## Given instruction
In the records that follow, show each line where the word "Hackathon" is present.

## Dataset entries
==================================================

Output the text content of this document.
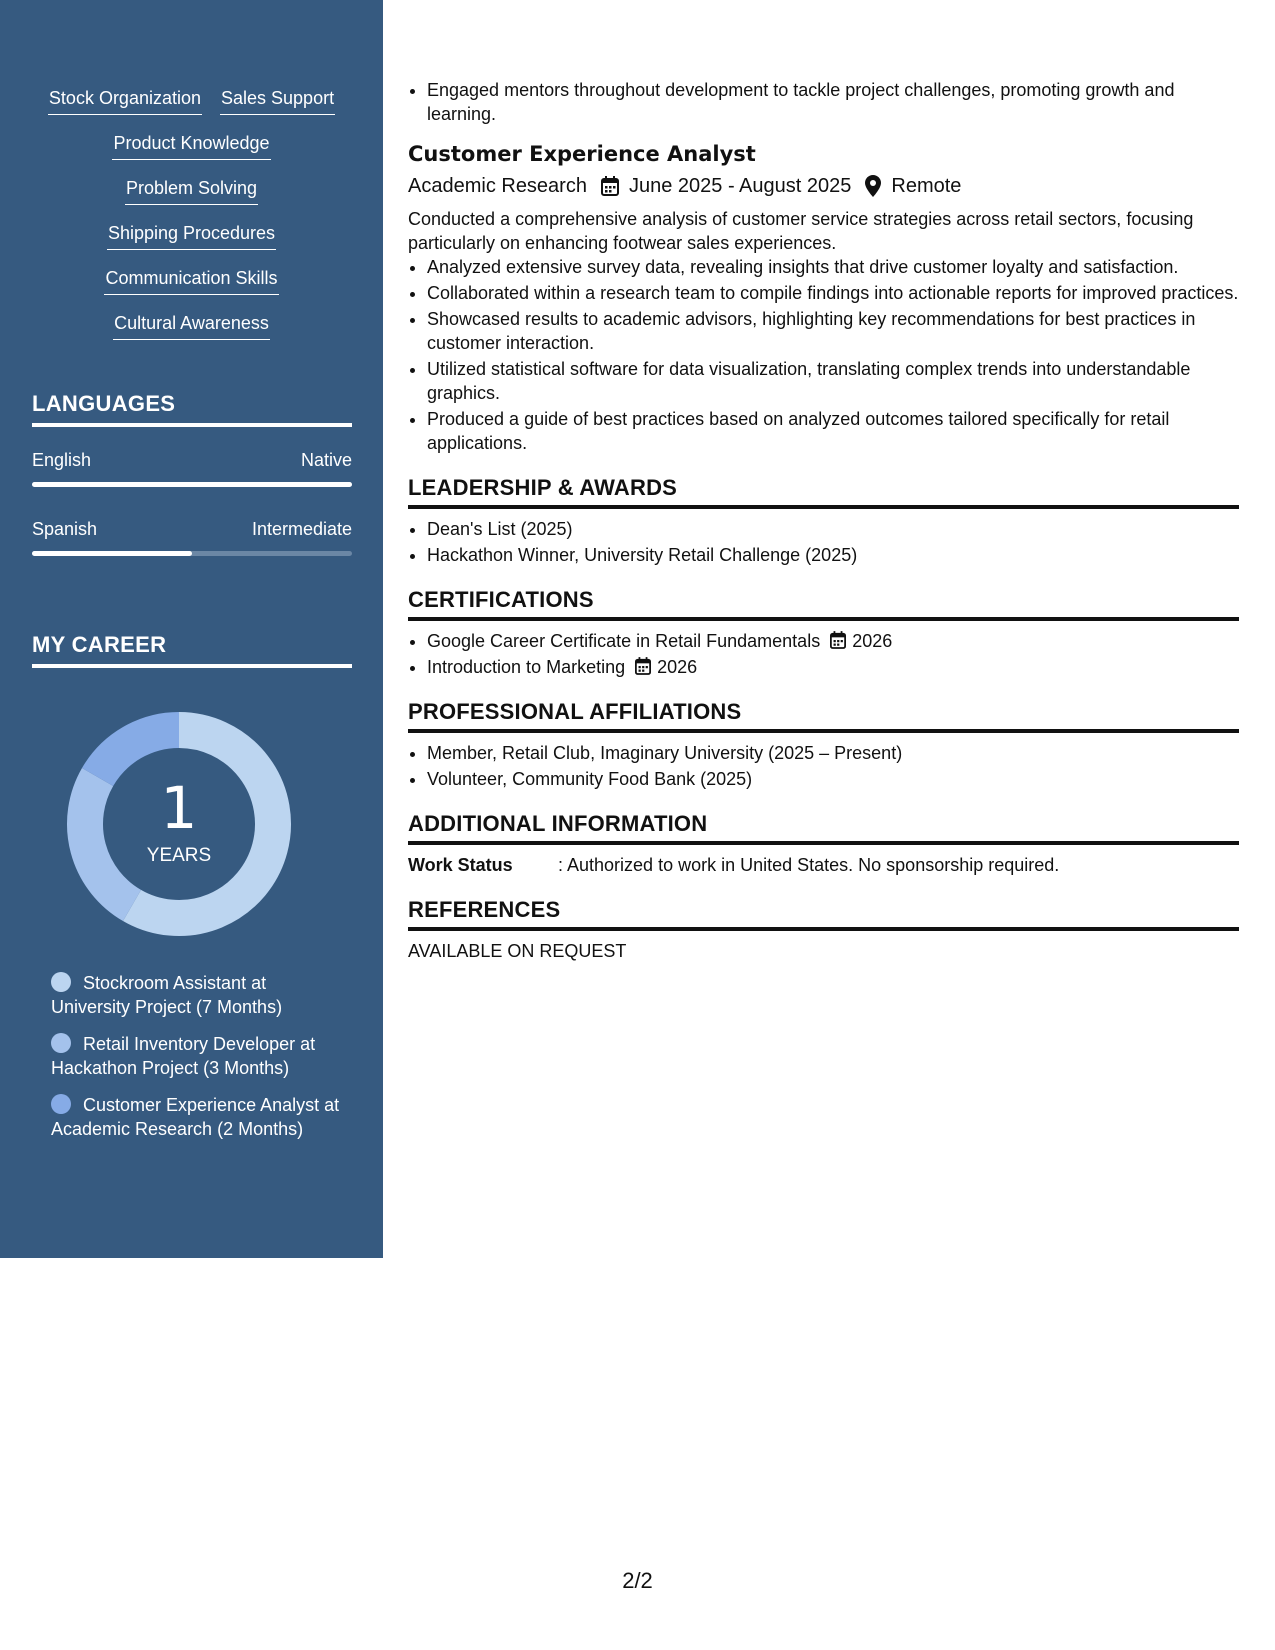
Stock Organization Sales Support
Product Knowledge
Problem Solving
Shipping Procedures
Communication Skills
Cultural Awareness
LANGUAGES
English	Native
Spanish	Intermediate
MY CAREER
1
YEARS
Stockroom Assistant at University Project (7 Months)
Retail Inventory Developer at Hackathon Project (3 Months)
Customer Experience Analyst at Academic Research (2 Months)
• Engaged mentors throughout development to tackle project challenges, promoting growth and learning.
Customer Experience Analyst
Academic Research June 2025 - August 2025 Remote
Conducted a comprehensive analysis of customer service strategies across retail sectors, focusing particularly on enhancing footwear sales experiences.
• Analyzed extensive survey data, revealing insights that drive customer loyalty and satisfaction.
• Collaborated within a research team to compile findings into actionable reports for improved practices.
• Showcased results to academic advisors, highlighting key recommendations for best practices in customer interaction.
• Utilized statistical software for data visualization, translating complex trends into understandable graphics.
• Produced a guide of best practices based on analyzed outcomes tailored specifically for retail applications.
LEADERSHIP & AWARDS
• Dean's List (2025)
• Hackathon Winner, University Retail Challenge (2025)
CERTIFICATIONS
• Google Career Certificate in Retail Fundamentals 2026
• Introduction to Marketing 2026
PROFESSIONAL AFFILIATIONS
• Member, Retail Club, Imaginary University (2025 – Present)
• Volunteer, Community Food Bank (2025)
ADDITIONAL INFORMATION
Work Status	: Authorized to work in United States. No sponsorship required.
REFERENCES
AVAILABLE ON REQUEST
2/2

==================================================

## Full answer
Retail Inventory Developer at Hackathon Project (3 Months)
• Hackathon Winner, University Retail Challenge (2025)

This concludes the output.